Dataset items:

<<<<

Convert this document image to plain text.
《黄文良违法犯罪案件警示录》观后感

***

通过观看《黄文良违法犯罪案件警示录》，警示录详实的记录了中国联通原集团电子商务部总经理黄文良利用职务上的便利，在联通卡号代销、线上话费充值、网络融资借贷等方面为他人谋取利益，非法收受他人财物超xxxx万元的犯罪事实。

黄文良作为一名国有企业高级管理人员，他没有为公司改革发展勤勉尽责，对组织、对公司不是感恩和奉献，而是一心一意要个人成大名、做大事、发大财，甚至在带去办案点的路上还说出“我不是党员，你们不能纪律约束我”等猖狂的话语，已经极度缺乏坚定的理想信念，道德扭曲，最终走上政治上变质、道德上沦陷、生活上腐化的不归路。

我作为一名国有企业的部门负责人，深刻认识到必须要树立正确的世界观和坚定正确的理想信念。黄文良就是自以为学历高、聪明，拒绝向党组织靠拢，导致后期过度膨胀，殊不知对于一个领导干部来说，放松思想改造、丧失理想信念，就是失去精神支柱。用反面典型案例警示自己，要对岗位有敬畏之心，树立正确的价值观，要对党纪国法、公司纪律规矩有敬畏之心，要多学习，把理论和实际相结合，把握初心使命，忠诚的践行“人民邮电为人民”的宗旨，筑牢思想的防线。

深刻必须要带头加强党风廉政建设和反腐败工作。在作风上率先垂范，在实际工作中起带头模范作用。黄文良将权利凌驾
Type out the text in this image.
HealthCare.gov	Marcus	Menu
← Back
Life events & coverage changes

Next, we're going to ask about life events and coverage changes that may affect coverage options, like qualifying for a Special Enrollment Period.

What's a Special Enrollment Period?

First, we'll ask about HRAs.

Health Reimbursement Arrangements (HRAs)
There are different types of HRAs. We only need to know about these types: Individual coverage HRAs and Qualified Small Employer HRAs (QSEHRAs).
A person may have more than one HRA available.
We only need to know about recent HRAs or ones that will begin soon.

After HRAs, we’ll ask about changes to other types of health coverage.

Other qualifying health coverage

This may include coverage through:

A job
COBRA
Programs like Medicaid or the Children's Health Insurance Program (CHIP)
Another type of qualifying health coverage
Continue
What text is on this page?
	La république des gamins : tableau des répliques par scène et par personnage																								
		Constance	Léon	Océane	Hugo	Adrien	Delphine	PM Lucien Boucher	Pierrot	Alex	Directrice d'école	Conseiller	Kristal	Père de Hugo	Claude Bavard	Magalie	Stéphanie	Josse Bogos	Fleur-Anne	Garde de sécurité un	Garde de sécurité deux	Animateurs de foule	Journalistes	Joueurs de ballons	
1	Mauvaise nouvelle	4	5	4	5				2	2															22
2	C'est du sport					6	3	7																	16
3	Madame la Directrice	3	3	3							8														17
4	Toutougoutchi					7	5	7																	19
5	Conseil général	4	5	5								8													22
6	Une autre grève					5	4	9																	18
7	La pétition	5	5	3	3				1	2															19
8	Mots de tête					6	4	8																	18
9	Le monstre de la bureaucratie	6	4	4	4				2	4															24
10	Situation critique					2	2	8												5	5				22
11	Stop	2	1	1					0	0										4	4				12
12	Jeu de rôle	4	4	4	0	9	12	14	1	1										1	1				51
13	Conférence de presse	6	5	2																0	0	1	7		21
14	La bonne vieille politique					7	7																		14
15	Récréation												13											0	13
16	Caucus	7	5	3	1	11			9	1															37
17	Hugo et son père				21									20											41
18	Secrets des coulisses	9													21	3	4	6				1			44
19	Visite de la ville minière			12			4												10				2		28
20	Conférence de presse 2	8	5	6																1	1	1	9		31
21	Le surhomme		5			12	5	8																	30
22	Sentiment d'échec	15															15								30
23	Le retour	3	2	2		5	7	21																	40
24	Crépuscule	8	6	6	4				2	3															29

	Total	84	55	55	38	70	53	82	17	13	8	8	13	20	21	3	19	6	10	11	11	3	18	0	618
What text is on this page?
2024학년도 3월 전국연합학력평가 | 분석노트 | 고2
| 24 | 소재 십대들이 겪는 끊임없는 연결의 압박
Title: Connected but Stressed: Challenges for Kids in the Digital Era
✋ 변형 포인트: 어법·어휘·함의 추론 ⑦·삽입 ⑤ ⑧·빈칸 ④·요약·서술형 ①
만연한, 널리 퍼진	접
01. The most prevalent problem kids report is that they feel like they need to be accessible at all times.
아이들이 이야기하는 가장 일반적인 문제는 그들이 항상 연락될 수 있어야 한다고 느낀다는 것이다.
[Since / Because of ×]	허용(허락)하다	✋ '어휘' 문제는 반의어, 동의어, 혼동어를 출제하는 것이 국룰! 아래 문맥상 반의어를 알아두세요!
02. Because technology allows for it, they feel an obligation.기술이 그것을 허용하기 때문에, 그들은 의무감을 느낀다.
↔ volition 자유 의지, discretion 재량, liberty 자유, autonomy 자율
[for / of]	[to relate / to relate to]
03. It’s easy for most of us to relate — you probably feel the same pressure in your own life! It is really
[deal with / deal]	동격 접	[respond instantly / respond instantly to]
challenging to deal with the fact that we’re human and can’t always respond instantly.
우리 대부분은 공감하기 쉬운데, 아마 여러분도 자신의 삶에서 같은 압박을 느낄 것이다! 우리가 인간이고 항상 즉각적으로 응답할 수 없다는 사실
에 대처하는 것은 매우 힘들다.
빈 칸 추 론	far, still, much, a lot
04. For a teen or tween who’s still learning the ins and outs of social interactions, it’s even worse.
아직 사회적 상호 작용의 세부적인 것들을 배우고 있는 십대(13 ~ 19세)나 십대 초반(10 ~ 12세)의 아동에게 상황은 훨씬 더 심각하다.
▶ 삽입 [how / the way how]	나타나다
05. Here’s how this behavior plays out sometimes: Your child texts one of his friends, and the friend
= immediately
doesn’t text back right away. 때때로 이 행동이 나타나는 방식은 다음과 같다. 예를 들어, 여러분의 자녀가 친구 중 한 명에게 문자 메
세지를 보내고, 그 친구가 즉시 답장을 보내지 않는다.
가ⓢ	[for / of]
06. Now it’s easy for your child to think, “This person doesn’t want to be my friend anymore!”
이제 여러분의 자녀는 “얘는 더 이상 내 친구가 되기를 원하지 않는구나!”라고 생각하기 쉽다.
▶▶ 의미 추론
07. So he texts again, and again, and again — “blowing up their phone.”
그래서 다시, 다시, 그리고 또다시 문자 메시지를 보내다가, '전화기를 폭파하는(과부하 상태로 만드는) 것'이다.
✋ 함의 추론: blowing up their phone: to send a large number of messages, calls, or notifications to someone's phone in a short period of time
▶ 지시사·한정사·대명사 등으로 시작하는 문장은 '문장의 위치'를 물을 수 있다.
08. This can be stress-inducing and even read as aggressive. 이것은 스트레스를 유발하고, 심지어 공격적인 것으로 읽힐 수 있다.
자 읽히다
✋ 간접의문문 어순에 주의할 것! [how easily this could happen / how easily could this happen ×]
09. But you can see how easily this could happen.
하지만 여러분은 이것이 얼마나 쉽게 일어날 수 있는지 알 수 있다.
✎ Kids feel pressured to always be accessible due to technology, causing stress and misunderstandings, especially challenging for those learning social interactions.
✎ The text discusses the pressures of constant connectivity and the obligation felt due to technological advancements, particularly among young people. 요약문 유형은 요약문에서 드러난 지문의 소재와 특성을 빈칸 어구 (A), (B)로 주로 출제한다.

>>>>

→ Work to complete
Return the entries above exactly, each one complete.

→ Solution to this exercise
Convert this document image to plain text.
《黄文良违法犯罪案件警示录》观后感

***

通过观看《黄文良违法犯罪案件警示录》，警示录详实的记录了中国联通原集团电子商务部总经理黄文良利用职务上的便利，在联通卡号代销、线上话费充值、网络融资借贷等方面为他人谋取利益，非法收受他人财物超xxxx万元的犯罪事实。

黄文良作为一名国有企业高级管理人员，他没有为公司改革发展勤勉尽责，对组织、对公司不是感恩和奉献，而是一心一意要个人成大名、做大事、发大财，甚至在带去办案点的路上还说出“我不是党员，你们不能纪律约束我”等猖狂的话语，已经极度缺乏坚定的理想信念，道德扭曲，最终走上政治上变质、道德上沦陷、生活上腐化的不归路。

我作为一名国有企业的部门负责人，深刻认识到必须要树立正确的世界观和坚定正确的理想信念。黄文良就是自以为学历高、聪明，拒绝向党组织靠拢，导致后期过度膨胀，殊不知对于一个领导干部来说，放松思想改造、丧失理想信念，就是失去精神支柱。用反面典型案例警示自己，要对岗位有敬畏之心，树立正确的价值观，要对党纪国法、公司纪律规矩有敬畏之心，要多学习，把理论和实际相结合，把握初心使命，忠诚的践行“人民邮电为人民”的宗旨，筑牢思想的防线。

深刻必须要带头加强党风廉政建设和反腐败工作。在作风上率先垂范，在实际工作中起带头模范作用。黄文良将权利凌驾
Type out the text in this image.
HealthCare.gov	Marcus	Menu
← Back
Life events & coverage changes

Next, we're going to ask about life events and coverage changes that may affect coverage options, like qualifying for a Special Enrollment Period.

What's a Special Enrollment Period?

First, we'll ask about HRAs.

Health Reimbursement Arrangements (HRAs)
There are different types of HRAs. We only need to know about these types: Individual coverage HRAs and Qualified Small Employer HRAs (QSEHRAs).
A person may have more than one HRA available.
We only need to know about recent HRAs or ones that will begin soon.

After HRAs, we’ll ask about changes to other types of health coverage.

Other qualifying health coverage

This may include coverage through:

A job
COBRA
Programs like Medicaid or the Children's Health Insurance Program (CHIP)
Another type of qualifying health coverage
Continue
What text is on this page?
	La république des gamins : tableau des répliques par scène et par personnage																								
		Constance	Léon	Océane	Hugo	Adrien	Delphine	PM Lucien Boucher	Pierrot	Alex	Directrice d'école	Conseiller	Kristal	Père de Hugo	Claude Bavard	Magalie	Stéphanie	Josse Bogos	Fleur-Anne	Garde de sécurité un	Garde de sécurité deux	Animateurs de foule	Journalistes	Joueurs de ballons	
1	Mauvaise nouvelle	4	5	4	5				2	2															22
2	C'est du sport					6	3	7																	16
3	Madame la Directrice	3	3	3							8														17
4	Toutougoutchi					7	5	7																	19
5	Conseil général	4	5	5								8													22
6	Une autre grève					5	4	9																	18
7	La pétition	5	5	3	3				1	2															19
8	Mots de tête					6	4	8																	18
9	Le monstre de la bureaucratie	6	4	4	4				2	4															24
10	Situation critique					2	2	8												5	5				22
11	Stop	2	1	1					0	0										4	4				12
12	Jeu de rôle	4	4	4	0	9	12	14	1	1										1	1				51
13	Conférence de presse	6	5	2																0	0	1	7		21
14	La bonne vieille politique					7	7																		14
15	Récréation												13											0	13
16	Caucus	7	5	3	1	11			9	1															37
17	Hugo et son père				21									20											41
18	Secrets des coulisses	9													21	3	4	6				1			44
19	Visite de la ville minière			12			4												10				2		28
20	Conférence de presse 2	8	5	6																1	1	1	9		31
21	Le surhomme		5			12	5	8																	30
22	Sentiment d'échec	15															15								30
23	Le retour	3	2	2		5	7	21																	40
24	Crépuscule	8	6	6	4				2	3															29

	Total	84	55	55	38	70	53	82	17	13	8	8	13	20	21	3	19	6	10	11	11	3	18	0	618
What text is on this page?
2024학년도 3월 전국연합학력평가 | 분석노트 | 고2
| 24 | 소재 십대들이 겪는 끊임없는 연결의 압박
Title: Connected but Stressed: Challenges for Kids in the Digital Era
✋ 변형 포인트: 어법·어휘·함의 추론 ⑦·삽입 ⑤ ⑧·빈칸 ④·요약·서술형 ①
만연한, 널리 퍼진	접
01. The most prevalent problem kids report is that they feel like they need to be accessible at all times.
아이들이 이야기하는 가장 일반적인 문제는 그들이 항상 연락될 수 있어야 한다고 느낀다는 것이다.
[Since / Because of ×]	허용(허락)하다	✋ '어휘' 문제는 반의어, 동의어, 혼동어를 출제하는 것이 국룰! 아래 문맥상 반의어를 알아두세요!
02. Because technology allows for it, they feel an obligation.기술이 그것을 허용하기 때문에, 그들은 의무감을 느낀다.
↔ volition 자유 의지, discretion 재량, liberty 자유, autonomy 자율
[for / of]	[to relate / to relate to]
03. It’s easy for most of us to relate — you probably feel the same pressure in your own life! It is really
[deal with / deal]	동격 접	[respond instantly / respond instantly to]
challenging to deal with the fact that we’re human and can’t always respond instantly.
우리 대부분은 공감하기 쉬운데, 아마 여러분도 자신의 삶에서 같은 압박을 느낄 것이다! 우리가 인간이고 항상 즉각적으로 응답할 수 없다는 사실
에 대처하는 것은 매우 힘들다.
빈 칸 추 론	far, still, much, a lot
04. For a teen or tween who’s still learning the ins and outs of social interactions, it’s even worse.
아직 사회적 상호 작용의 세부적인 것들을 배우고 있는 십대(13 ~ 19세)나 십대 초반(10 ~ 12세)의 아동에게 상황은 훨씬 더 심각하다.
▶ 삽입 [how / the way how]	나타나다
05. Here’s how this behavior plays out sometimes: Your child texts one of his friends, and the friend
= immediately
doesn’t text back right away. 때때로 이 행동이 나타나는 방식은 다음과 같다. 예를 들어, 여러분의 자녀가 친구 중 한 명에게 문자 메
세지를 보내고, 그 친구가 즉시 답장을 보내지 않는다.
가ⓢ	[for / of]
06. Now it’s easy for your child to think, “This person doesn’t want to be my friend anymore!”
이제 여러분의 자녀는 “얘는 더 이상 내 친구가 되기를 원하지 않는구나!”라고 생각하기 쉽다.
▶▶ 의미 추론
07. So he texts again, and again, and again — “blowing up their phone.”
그래서 다시, 다시, 그리고 또다시 문자 메시지를 보내다가, '전화기를 폭파하는(과부하 상태로 만드는) 것'이다.
✋ 함의 추론: blowing up their phone: to send a large number of messages, calls, or notifications to someone's phone in a short period of time
▶ 지시사·한정사·대명사 등으로 시작하는 문장은 '문장의 위치'를 물을 수 있다.
08. This can be stress-inducing and even read as aggressive. 이것은 스트레스를 유발하고, 심지어 공격적인 것으로 읽힐 수 있다.
자 읽히다
✋ 간접의문문 어순에 주의할 것! [how easily this could happen / how easily could this happen ×]
09. But you can see how easily this could happen.
하지만 여러분은 이것이 얼마나 쉽게 일어날 수 있는지 알 수 있다.
✎ Kids feel pressured to always be accessible due to technology, causing stress and misunderstandings, especially challenging for those learning social interactions.
✎ The text discusses the pressures of constant connectivity and the obligation felt due to technological advancements, particularly among young people. 요약문 유형은 요약문에서 드러난 지문의 소재와 특성을 빈칸 어구 (A), (B)로 주로 출제한다.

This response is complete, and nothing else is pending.